-- BEGIN Records for processing --
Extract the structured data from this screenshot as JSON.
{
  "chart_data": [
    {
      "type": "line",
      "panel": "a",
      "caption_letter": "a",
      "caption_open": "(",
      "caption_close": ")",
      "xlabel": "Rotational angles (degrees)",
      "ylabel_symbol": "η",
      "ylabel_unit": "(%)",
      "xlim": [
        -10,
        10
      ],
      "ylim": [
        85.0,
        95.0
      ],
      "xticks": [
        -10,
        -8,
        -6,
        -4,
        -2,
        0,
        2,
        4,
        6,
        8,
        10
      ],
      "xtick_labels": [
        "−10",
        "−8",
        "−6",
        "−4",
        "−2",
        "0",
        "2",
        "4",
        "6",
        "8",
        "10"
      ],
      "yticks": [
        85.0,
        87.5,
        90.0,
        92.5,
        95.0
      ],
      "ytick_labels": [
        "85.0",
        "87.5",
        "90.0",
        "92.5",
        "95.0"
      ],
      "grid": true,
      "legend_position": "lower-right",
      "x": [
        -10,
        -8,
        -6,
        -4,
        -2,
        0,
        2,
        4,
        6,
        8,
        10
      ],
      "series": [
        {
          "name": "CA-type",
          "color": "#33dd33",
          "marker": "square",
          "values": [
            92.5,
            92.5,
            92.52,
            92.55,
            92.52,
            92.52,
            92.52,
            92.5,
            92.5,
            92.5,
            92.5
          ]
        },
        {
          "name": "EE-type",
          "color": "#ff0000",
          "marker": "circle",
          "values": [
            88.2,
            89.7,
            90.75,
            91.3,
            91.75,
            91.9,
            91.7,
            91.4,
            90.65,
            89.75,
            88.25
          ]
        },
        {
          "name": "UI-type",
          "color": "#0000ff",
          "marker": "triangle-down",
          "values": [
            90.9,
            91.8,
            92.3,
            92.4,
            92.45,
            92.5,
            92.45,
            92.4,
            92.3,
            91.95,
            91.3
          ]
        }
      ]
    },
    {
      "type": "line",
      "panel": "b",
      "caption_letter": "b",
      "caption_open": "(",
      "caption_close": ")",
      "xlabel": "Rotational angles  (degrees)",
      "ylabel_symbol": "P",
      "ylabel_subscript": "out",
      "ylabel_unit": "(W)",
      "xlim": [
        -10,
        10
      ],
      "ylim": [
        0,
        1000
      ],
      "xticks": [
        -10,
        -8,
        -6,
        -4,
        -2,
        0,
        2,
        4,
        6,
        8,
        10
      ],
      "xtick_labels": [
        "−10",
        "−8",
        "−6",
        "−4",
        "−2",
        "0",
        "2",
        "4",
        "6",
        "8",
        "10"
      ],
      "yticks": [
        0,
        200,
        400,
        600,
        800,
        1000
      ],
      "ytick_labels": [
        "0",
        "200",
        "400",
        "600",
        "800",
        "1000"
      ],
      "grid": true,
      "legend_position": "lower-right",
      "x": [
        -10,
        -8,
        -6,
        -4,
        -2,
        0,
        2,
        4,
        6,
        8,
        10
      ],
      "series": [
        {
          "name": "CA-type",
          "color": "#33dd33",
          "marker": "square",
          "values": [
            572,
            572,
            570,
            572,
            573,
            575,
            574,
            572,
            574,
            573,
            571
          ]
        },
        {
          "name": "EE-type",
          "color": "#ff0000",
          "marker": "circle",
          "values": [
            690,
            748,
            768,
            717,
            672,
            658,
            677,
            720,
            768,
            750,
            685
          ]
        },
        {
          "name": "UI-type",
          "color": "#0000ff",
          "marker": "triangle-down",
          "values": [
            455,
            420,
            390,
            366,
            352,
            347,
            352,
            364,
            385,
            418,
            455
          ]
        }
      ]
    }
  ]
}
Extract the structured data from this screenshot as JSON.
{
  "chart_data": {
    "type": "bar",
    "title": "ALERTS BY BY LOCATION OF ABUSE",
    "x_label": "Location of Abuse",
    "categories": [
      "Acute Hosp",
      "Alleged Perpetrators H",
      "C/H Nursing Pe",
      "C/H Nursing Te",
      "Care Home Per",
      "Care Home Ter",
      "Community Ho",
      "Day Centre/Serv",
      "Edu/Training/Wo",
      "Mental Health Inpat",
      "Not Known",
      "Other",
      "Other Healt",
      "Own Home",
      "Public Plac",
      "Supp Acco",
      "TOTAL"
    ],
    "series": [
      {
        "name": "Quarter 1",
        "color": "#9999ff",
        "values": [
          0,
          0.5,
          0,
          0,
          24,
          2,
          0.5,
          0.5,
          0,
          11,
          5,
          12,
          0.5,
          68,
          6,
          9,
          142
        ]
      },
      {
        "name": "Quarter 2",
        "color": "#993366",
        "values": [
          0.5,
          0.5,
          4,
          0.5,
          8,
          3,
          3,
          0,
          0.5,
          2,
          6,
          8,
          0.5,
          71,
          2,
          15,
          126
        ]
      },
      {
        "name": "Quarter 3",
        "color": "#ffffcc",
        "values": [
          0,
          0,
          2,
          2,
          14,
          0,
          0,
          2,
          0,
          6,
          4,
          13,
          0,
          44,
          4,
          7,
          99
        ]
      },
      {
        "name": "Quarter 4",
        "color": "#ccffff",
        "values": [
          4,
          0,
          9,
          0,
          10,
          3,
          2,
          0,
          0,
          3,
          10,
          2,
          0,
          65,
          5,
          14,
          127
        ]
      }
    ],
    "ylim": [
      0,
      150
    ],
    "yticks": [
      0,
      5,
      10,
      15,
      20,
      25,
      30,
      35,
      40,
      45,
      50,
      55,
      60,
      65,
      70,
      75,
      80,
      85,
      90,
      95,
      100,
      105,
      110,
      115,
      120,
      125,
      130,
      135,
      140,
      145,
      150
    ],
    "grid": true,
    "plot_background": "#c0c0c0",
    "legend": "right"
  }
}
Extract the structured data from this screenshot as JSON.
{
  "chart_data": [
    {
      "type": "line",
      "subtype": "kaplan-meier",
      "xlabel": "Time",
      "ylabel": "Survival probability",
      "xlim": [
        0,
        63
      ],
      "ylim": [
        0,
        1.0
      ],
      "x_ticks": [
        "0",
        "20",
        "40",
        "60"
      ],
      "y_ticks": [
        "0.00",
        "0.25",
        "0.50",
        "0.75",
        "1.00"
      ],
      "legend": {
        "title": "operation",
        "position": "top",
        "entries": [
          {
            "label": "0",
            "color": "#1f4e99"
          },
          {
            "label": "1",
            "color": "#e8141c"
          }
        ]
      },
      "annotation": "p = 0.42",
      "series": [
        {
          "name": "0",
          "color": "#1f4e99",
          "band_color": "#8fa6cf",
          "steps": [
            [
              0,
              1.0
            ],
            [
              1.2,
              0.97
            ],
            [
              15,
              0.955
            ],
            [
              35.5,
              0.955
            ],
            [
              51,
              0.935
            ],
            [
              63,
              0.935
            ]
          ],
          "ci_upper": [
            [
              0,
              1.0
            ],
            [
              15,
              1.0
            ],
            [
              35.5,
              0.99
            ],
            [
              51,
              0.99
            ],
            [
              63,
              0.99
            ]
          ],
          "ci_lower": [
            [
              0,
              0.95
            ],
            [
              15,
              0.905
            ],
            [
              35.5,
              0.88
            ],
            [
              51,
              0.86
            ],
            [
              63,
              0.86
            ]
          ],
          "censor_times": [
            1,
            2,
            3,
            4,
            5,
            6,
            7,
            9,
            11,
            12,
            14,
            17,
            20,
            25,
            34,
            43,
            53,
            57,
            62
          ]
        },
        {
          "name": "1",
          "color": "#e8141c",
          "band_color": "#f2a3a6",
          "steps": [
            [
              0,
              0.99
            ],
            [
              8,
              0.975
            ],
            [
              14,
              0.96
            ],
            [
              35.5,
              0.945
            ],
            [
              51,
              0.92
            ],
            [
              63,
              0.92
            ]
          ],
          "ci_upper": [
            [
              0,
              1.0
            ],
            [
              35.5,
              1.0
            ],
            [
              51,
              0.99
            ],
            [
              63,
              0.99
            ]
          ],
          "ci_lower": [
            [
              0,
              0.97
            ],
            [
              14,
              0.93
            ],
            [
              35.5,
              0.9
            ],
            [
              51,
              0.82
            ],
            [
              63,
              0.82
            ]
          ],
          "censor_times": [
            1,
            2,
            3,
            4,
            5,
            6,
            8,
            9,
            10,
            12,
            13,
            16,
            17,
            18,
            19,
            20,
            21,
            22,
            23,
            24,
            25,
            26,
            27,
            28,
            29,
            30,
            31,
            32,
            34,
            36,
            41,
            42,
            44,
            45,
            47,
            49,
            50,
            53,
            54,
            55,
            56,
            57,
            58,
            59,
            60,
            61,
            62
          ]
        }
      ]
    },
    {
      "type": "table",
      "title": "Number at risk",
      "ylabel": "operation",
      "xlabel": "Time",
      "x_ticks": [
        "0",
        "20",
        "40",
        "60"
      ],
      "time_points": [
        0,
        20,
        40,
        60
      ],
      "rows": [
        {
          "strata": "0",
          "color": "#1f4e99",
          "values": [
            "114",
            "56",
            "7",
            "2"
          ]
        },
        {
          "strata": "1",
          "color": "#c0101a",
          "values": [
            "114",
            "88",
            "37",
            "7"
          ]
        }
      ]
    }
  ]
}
-- END Records for processing --
__Short exercise__: Say how many lines in the entries contain the string "angles", and leave out everything else.

__Output for this exercise__: 2